— BEGIN RECORDS —
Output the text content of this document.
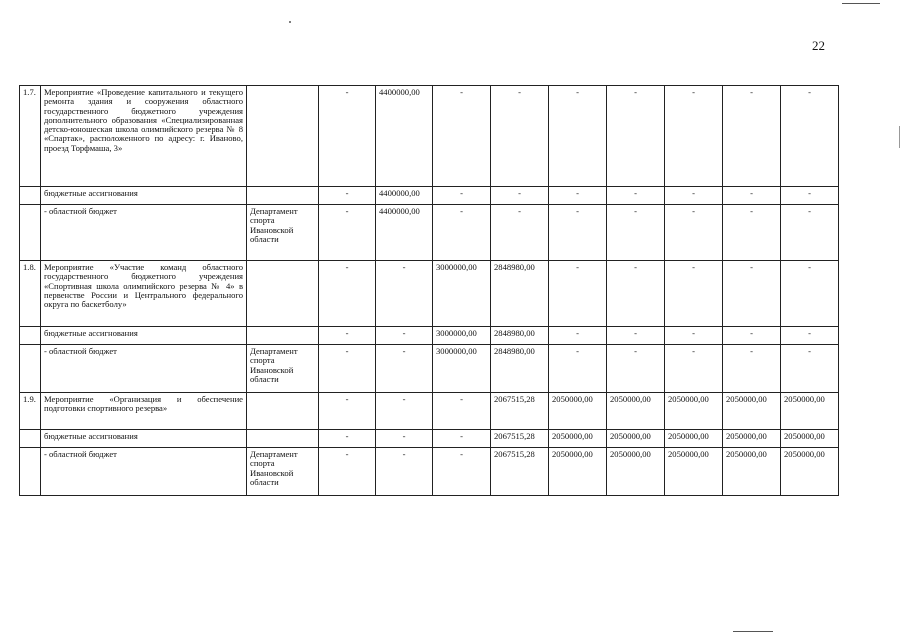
22
1.7.	Мероприятие «Проведение капитального и текущего ремонта здания и сооружения областного государственного бюджетного учреждения дополнительного образования «Специализированная детско-юношеская школа олимпийского резерва № 8 «Спартак», расположенного по адресу: г. Иваново, проезд Торфмаша, 3»		-	4400000,00	-	-	-	-	-	-	-
	бюджетные ассигнования		-	4400000,00	-	-	-	-	-	-	-
	- областной бюджет	Департамент спорта Ивановской области	-	4400000,00	-	-	-	-	-	-	-
1.8.	Мероприятие «Участие команд областного государственного бюджетного учреждения «Спортивная школа олимпийского резерва № 4» в первенстве России и Центрального федерального округа по баскетболу»		-	-	3000000,00	2848980,00	-	-	-	-	-
	бюджетные ассигнования		-	-	3000000,00	2848980,00	-	-	-	-	-
	- областной бюджет	Департамент спорта Ивановской области	-	-	3000000,00	2848980,00	-	-	-	-	-
1.9.	Мероприятие «Организация и обеспечение подготовки спортивного резерва»		-	-	-	2067515,28	2050000,00	2050000,00	2050000,00	2050000,00	2050000,00
	бюджетные ассигнования		-	-	-	2067515,28	2050000,00	2050000,00	2050000,00	2050000,00	2050000,00
	- областной бюджет	Департамент спорта Ивановской области	-	-	-	2067515,28	2050000,00	2050000,00	2050000,00	2050000,00	2050000,00
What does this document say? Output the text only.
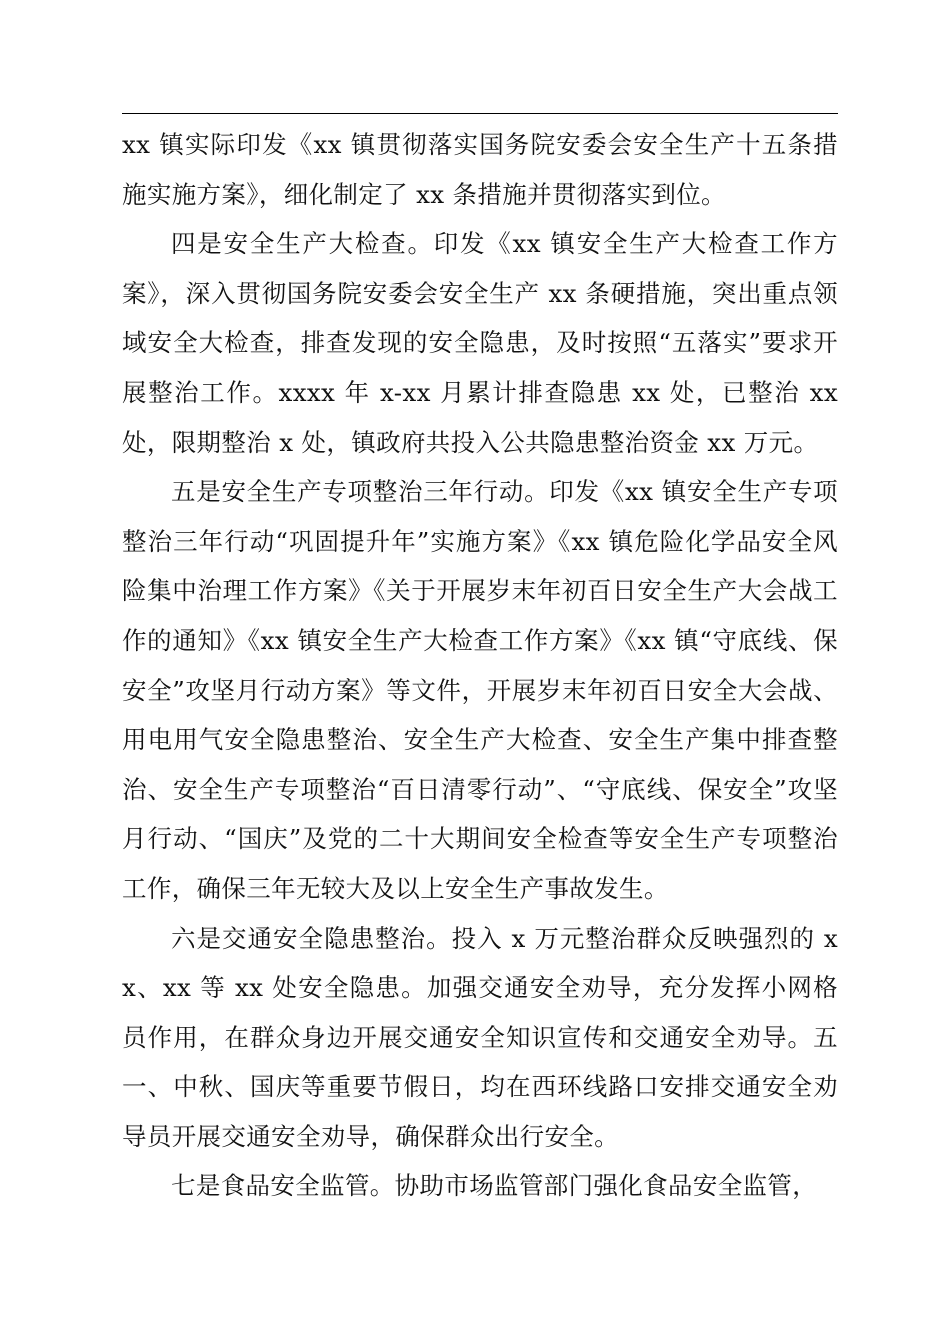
xx 镇实际印发《xx 镇贯彻落实国务院安委会安全生产十五条措施实施方案》，细化制定了 xx 条措施并贯彻落实到位。

四是安全生产大检查。印发《xx 镇安全生产大检查工作方案》，深入贯彻国务院安委会安全生产 xx 条硬措施，突出重点领域安全大检查，排查发现的安全隐患，及时按照“五落实”要求开展整治工作。xxxx 年 x-xx 月累计排查隐患 xx 处，已整治 xx 处，限期整治 x 处，镇政府共投入公共隐患整治资金 xx 万元。

五是安全生产专项整治三年行动。印发《xx 镇安全生产专项整治三年行动“巩固提升年”实施方案》《xx 镇危险化学品安全风险集中治理工作方案》《关于开展岁末年初百日安全生产大会战工作的通知》《xx 镇安全生产大检查工作方案》《xx 镇“守底线、保安全”攻坚月行动方案》等文件，开展岁末年初百日安全大会战、用电用气安全隐患整治、安全生产大检查、安全生产集中排查整治、安全生产专项整治“百日清零行动”、“守底线、保安全”攻坚月行动、“国庆”及党的二十大期间安全检查等安全生产专项整治工作，确保三年无较大及以上安全生产事故发生。

六是交通安全隐患整治。投入 x 万元整治群众反映强烈的 xx、xx 等 xx 处安全隐患。加强交通安全劝导，充分发挥小网格员作用，在群众身边开展交通安全知识宣传和交通安全劝导。五一、中秋、国庆等重要节假日，均在西环线路口安排交通安全劝导员开展交通安全劝导，确保群众出行安全。

七是食品安全监管。协助市场监管部门强化食品安全监管，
— END RECORDS —
REQUEST » Give the count of lines in the data above that hold the string "области", with no additional words.

ANSWER TO THE EXERCISE » 3